_TASK BRIEF:_ Transcribe every line of the listing below without any deviation.

_SUPPLIED DATA:_
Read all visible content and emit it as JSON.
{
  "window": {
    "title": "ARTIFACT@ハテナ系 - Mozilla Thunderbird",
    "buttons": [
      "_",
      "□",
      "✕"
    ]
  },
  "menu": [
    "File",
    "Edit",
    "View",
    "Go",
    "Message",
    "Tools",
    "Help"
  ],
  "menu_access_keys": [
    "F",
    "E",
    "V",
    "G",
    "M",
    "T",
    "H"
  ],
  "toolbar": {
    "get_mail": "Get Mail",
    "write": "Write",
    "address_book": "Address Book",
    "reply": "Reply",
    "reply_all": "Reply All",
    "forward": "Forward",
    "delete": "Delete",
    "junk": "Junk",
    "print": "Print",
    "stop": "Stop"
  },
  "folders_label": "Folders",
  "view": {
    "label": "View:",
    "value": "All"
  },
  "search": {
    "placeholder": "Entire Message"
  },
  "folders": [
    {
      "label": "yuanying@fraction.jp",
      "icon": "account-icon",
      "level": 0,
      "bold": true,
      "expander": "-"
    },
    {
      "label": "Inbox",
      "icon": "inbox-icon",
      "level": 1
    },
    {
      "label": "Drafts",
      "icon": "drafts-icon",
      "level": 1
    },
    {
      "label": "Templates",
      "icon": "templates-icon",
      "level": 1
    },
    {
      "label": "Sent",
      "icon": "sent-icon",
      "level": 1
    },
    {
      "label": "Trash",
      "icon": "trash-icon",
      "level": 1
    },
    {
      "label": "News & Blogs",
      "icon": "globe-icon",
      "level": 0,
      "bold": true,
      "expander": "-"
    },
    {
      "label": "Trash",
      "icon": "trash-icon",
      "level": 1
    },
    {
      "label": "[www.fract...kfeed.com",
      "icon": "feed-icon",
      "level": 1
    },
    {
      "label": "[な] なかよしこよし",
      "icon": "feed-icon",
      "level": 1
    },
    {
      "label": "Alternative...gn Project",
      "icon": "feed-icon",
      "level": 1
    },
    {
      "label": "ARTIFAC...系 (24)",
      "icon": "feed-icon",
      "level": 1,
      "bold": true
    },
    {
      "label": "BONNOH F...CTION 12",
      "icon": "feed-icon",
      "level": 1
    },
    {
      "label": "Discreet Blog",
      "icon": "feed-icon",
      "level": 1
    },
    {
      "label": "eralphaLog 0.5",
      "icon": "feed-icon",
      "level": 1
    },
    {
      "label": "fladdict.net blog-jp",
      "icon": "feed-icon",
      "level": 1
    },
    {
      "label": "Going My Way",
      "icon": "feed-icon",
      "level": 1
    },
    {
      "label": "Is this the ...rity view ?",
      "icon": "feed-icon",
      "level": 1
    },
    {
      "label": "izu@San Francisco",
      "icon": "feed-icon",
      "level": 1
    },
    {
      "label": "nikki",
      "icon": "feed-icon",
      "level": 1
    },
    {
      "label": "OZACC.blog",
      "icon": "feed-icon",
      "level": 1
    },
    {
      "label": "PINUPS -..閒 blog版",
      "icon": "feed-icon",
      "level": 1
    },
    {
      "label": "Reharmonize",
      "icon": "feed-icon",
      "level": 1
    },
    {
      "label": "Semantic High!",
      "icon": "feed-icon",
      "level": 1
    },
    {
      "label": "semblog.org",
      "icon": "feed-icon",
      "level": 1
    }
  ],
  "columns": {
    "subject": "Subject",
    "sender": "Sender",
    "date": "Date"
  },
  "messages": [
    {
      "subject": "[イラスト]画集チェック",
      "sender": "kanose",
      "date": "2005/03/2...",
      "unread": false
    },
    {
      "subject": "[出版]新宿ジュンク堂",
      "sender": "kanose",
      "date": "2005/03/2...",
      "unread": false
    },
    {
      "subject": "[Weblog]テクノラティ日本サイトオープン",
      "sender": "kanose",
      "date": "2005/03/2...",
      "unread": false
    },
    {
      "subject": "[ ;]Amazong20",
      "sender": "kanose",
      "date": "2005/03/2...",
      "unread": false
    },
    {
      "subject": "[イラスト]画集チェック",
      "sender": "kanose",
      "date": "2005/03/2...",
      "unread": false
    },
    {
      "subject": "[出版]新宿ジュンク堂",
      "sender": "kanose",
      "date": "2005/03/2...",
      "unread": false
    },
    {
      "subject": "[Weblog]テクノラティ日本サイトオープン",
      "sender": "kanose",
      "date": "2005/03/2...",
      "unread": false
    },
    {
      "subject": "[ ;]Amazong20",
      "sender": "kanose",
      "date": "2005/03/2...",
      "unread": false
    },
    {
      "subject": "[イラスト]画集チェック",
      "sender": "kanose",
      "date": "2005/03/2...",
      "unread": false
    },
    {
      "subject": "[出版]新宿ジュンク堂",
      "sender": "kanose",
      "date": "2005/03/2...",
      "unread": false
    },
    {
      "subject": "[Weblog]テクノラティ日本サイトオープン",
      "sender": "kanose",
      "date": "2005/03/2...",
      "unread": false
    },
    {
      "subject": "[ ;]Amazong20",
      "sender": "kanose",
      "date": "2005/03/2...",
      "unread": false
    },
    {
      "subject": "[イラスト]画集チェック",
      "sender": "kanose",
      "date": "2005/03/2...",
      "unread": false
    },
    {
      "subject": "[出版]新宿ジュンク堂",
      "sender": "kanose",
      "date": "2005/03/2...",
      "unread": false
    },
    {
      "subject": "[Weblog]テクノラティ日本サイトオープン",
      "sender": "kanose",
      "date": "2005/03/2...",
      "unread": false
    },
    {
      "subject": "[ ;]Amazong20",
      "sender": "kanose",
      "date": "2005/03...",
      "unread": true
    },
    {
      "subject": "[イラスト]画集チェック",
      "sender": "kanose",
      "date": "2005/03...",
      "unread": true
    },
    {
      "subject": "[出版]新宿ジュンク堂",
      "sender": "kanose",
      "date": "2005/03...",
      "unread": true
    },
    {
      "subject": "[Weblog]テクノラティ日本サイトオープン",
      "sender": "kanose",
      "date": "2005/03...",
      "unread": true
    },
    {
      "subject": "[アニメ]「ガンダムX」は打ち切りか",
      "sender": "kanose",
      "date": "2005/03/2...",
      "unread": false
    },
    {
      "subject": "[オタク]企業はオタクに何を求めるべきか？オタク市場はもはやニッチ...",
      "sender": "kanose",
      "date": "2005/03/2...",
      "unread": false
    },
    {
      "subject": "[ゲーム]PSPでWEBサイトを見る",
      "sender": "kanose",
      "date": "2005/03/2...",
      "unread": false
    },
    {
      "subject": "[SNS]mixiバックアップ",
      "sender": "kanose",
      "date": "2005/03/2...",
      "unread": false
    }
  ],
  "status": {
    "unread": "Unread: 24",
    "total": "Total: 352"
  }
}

_TASK OUTPUT:_
Read all visible content and emit it as JSON.
{
  "window": {
    "title": "ARTIFACT@ハテナ系 - Mozilla Thunderbird",
    "buttons": [
      "_",
      "□",
      "✕"
    ]
  },
  "menu": [
    "File",
    "Edit",
    "View",
    "Go",
    "Message",
    "Tools",
    "Help"
  ],
  "menu_access_keys": [
    "F",
    "E",
    "V",
    "G",
    "M",
    "T",
    "H"
  ],
  "toolbar": {
    "get_mail": "Get Mail",
    "write": "Write",
    "address_book": "Address Book",
    "reply": "Reply",
    "reply_all": "Reply All",
    "forward": "Forward",
    "delete": "Delete",
    "junk": "Junk",
    "print": "Print",
    "stop": "Stop"
  },
  "folders_label": "Folders",
  "view": {
    "label": "View:",
    "value": "All"
  },
  "search": {
    "placeholder": "Entire Message"
  },
  "folders": [
    {
      "label": "yuanying@fraction.jp",
      "icon": "account-icon",
      "level": 0,
      "bold": true,
      "expander": "-"
    },
    {
      "label": "Inbox",
      "icon": "inbox-icon",
      "level": 1
    },
    {
      "label": "Drafts",
      "icon": "drafts-icon",
      "level": 1
    },
    {
      "label": "Templates",
      "icon": "templates-icon",
      "level": 1
    },
    {
      "label": "Sent",
      "icon": "sent-icon",
      "level": 1
    },
    {
      "label": "Trash",
      "icon": "trash-icon",
      "level": 1
    },
    {
      "label": "News & Blogs",
      "icon": "globe-icon",
      "level": 0,
      "bold": true,
      "expander": "-"
    },
    {
      "label": "Trash",
      "icon": "trash-icon",
      "level": 1
    },
    {
      "label": "[www.fract...kfeed.com",
      "icon": "feed-icon",
      "level": 1
    },
    {
      "label": "[な] なかよしこよし",
      "icon": "feed-icon",
      "level": 1
    },
    {
      "label": "Alternative...gn Project",
      "icon": "feed-icon",
      "level": 1
    },
    {
      "label": "ARTIFAC...系 (24)",
      "icon": "feed-icon",
      "level": 1,
      "bold": true
    },
    {
      "label": "BONNOH F...CTION 12",
      "icon": "feed-icon",
      "level": 1
    },
    {
      "label": "Discreet Blog",
      "icon": "feed-icon",
      "level": 1
    },
    {
      "label": "eralphaLog 0.5",
      "icon": "feed-icon",
      "level": 1
    },
    {
      "label": "fladdict.net blog-jp",
      "icon": "feed-icon",
      "level": 1
    },
    {
      "label": "Going My Way",
      "icon": "feed-icon",
      "level": 1
    },
    {
      "label": "Is this the ...rity view ?",
      "icon": "feed-icon",
      "level": 1
    },
    {
      "label": "izu@San Francisco",
      "icon": "feed-icon",
      "level": 1
    },
    {
      "label": "nikki",
      "icon": "feed-icon",
      "level": 1
    },
    {
      "label": "OZACC.blog",
      "icon": "feed-icon",
      "level": 1
    },
    {
      "label": "PINUPS -..閒 blog版",
      "icon": "feed-icon",
      "level": 1
    },
    {
      "label": "Reharmonize",
      "icon": "feed-icon",
      "level": 1
    },
    {
      "label": "Semantic High!",
      "icon": "feed-icon",
      "level": 1
    },
    {
      "label": "semblog.org",
      "icon": "feed-icon",
      "level": 1
    }
  ],
  "columns": {
    "subject": "Subject",
    "sender": "Sender",
    "date": "Date"
  },
  "messages": [
    {
      "subject": "[イラスト]画集チェック",
      "sender": "kanose",
      "date": "2005/03/2...",
      "unread": false
    },
    {
      "subject": "[出版]新宿ジュンク堂",
      "sender": "kanose",
      "date": "2005/03/2...",
      "unread": false
    },
    {
      "subject": "[Weblog]テクノラティ日本サイトオープン",
      "sender": "kanose",
      "date": "2005/03/2...",
      "unread": false
    },
    {
      "subject": "[ ;]Amazong20",
      "sender": "kanose",
      "date": "2005/03/2...",
      "unread": false
    },
    {
      "subject": "[イラスト]画集チェック",
      "sender": "kanose",
      "date": "2005/03/2...",
      "unread": false
    },
    {
      "subject": "[出版]新宿ジュンク堂",
      "sender": "kanose",
      "date": "2005/03/2...",
      "unread": false
    },
    {
      "subject": "[Weblog]テクノラティ日本サイトオープン",
      "sender": "kanose",
      "date": "2005/03/2...",
      "unread": false
    },
    {
      "subject": "[ ;]Amazong20",
      "sender": "kanose",
      "date": "2005/03/2...",
      "unread": false
    },
    {
      "subject": "[イラスト]画集チェック",
      "sender": "kanose",
      "date": "2005/03/2...",
      "unread": false
    },
    {
      "subject": "[出版]新宿ジュンク堂",
      "sender": "kanose",
      "date": "2005/03/2...",
      "unread": false
    },
    {
      "subject": "[Weblog]テクノラティ日本サイトオープン",
      "sender": "kanose",
      "date": "2005/03/2...",
      "unread": false
    },
    {
      "subject": "[ ;]Amazong20",
      "sender": "kanose",
      "date": "2005/03/2...",
      "unread": false
    },
    {
      "subject": "[イラスト]画集チェック",
      "sender": "kanose",
      "date": "2005/03/2...",
      "unread": false
    },
    {
      "subject": "[出版]新宿ジュンク堂",
      "sender": "kanose",
      "date": "2005/03/2...",
      "unread": false
    },
    {
      "subject": "[Weblog]テクノラティ日本サイトオープン",
      "sender": "kanose",
      "date": "2005/03/2...",
      "unread": false
    },
    {
      "subject": "[ ;]Amazong20",
      "sender": "kanose",
      "date": "2005/03...",
      "unread": true
    },
    {
      "subject": "[イラスト]画集チェック",
      "sender": "kanose",
      "date": "2005/03...",
      "unread": true
    },
    {
      "subject": "[出版]新宿ジュンク堂",
      "sender": "kanose",
      "date": "2005/03...",
      "unread": true
    },
    {
      "subject": "[Weblog]テクノラティ日本サイトオープン",
      "sender": "kanose",
      "date": "2005/03...",
      "unread": true
    },
    {
      "subject": "[アニメ]「ガンダムX」は打ち切りか",
      "sender": "kanose",
      "date": "2005/03/2...",
      "unread": false
    },
    {
      "subject": "[オタク]企業はオタクに何を求めるべきか？オタク市場はもはやニッチ...",
      "sender": "kanose",
      "date": "2005/03/2...",
      "unread": false
    },
    {
      "subject": "[ゲーム]PSPでWEBサイトを見る",
      "sender": "kanose",
      "date": "2005/03/2...",
      "unread": false
    },
    {
      "subject": "[SNS]mixiバックアップ",
      "sender": "kanose",
      "date": "2005/03/2...",
      "unread": false
    }
  ],
  "status": {
    "unread": "Unread: 24",
    "total": "Total: 352"
  }
}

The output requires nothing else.